→ GIVEN ENTRIES
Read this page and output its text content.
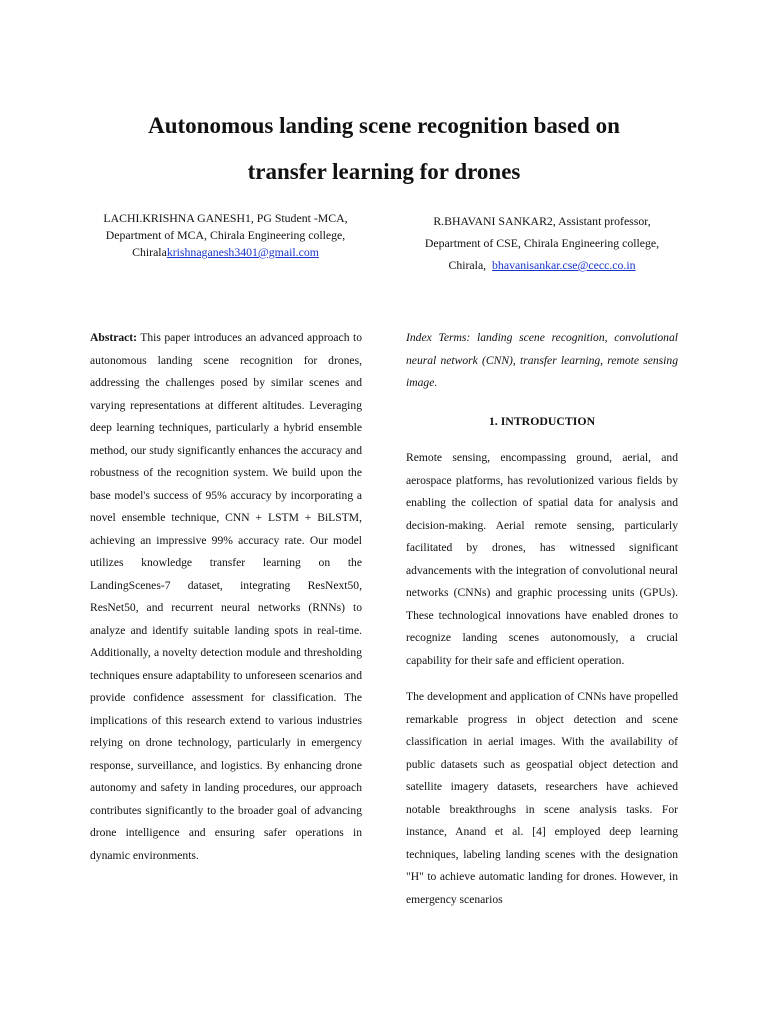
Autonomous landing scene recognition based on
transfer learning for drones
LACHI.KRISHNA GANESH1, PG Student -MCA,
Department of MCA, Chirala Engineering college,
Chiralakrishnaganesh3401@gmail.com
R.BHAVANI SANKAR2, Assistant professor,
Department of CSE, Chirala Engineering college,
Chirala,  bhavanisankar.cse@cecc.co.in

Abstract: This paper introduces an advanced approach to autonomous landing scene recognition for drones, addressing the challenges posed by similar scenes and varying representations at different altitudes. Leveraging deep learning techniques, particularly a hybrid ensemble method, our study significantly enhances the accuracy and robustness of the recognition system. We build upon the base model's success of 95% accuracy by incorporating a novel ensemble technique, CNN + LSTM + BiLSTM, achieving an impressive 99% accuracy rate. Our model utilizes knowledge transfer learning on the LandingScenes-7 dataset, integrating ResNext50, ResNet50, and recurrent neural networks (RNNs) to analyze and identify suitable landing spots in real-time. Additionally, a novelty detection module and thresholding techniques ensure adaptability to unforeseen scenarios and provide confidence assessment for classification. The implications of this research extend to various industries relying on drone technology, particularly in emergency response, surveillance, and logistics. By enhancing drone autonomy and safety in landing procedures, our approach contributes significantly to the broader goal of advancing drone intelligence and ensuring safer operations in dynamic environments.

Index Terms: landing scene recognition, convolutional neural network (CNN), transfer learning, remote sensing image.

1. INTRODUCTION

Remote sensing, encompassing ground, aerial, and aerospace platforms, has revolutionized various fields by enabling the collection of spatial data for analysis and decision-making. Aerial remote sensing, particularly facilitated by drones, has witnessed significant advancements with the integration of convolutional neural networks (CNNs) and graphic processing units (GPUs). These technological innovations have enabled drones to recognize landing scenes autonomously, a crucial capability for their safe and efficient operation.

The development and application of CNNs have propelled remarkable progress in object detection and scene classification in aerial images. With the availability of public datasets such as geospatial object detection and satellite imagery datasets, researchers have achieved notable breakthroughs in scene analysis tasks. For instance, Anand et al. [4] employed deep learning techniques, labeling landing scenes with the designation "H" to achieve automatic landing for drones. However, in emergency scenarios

→ WORK TO COMPLETE
Retype the records exactly. Any image in them should not appear in what you write.

→ SOLUTION TO THE PROBLEM
Read this page and output its text content.
Autonomous landing scene recognition based on
transfer learning for drones
LACHI.KRISHNA GANESH1, PG Student -MCA,
Department of MCA, Chirala Engineering college,
Chiralakrishnaganesh3401@gmail.com
R.BHAVANI SANKAR2, Assistant professor,
Department of CSE, Chirala Engineering college,
Chirala,  bhavanisankar.cse@cecc.co.in

Abstract: This paper introduces an advanced approach to autonomous landing scene recognition for drones, addressing the challenges posed by similar scenes and varying representations at different altitudes. Leveraging deep learning techniques, particularly a hybrid ensemble method, our study significantly enhances the accuracy and robustness of the recognition system. We build upon the base model's success of 95% accuracy by incorporating a novel ensemble technique, CNN + LSTM + BiLSTM, achieving an impressive 99% accuracy rate. Our model utilizes knowledge transfer learning on the LandingScenes-7 dataset, integrating ResNext50, ResNet50, and recurrent neural networks (RNNs) to analyze and identify suitable landing spots in real-time. Additionally, a novelty detection module and thresholding techniques ensure adaptability to unforeseen scenarios and provide confidence assessment for classification. The implications of this research extend to various industries relying on drone technology, particularly in emergency response, surveillance, and logistics. By enhancing drone autonomy and safety in landing procedures, our approach contributes significantly to the broader goal of advancing drone intelligence and ensuring safer operations in dynamic environments.

Index Terms: landing scene recognition, convolutional neural network (CNN), transfer learning, remote sensing image.

1. INTRODUCTION

Remote sensing, encompassing ground, aerial, and aerospace platforms, has revolutionized various fields by enabling the collection of spatial data for analysis and decision-making. Aerial remote sensing, particularly facilitated by drones, has witnessed significant advancements with the integration of convolutional neural networks (CNNs) and graphic processing units (GPUs). These technological innovations have enabled drones to recognize landing scenes autonomously, a crucial capability for their safe and efficient operation.

The development and application of CNNs have propelled remarkable progress in object detection and scene classification in aerial images. With the availability of public datasets such as geospatial object detection and satellite imagery datasets, researchers have achieved notable breakthroughs in scene analysis tasks. For instance, Anand et al. [4] employed deep learning techniques, labeling landing scenes with the designation "H" to achieve automatic landing for drones. However, in emergency scenarios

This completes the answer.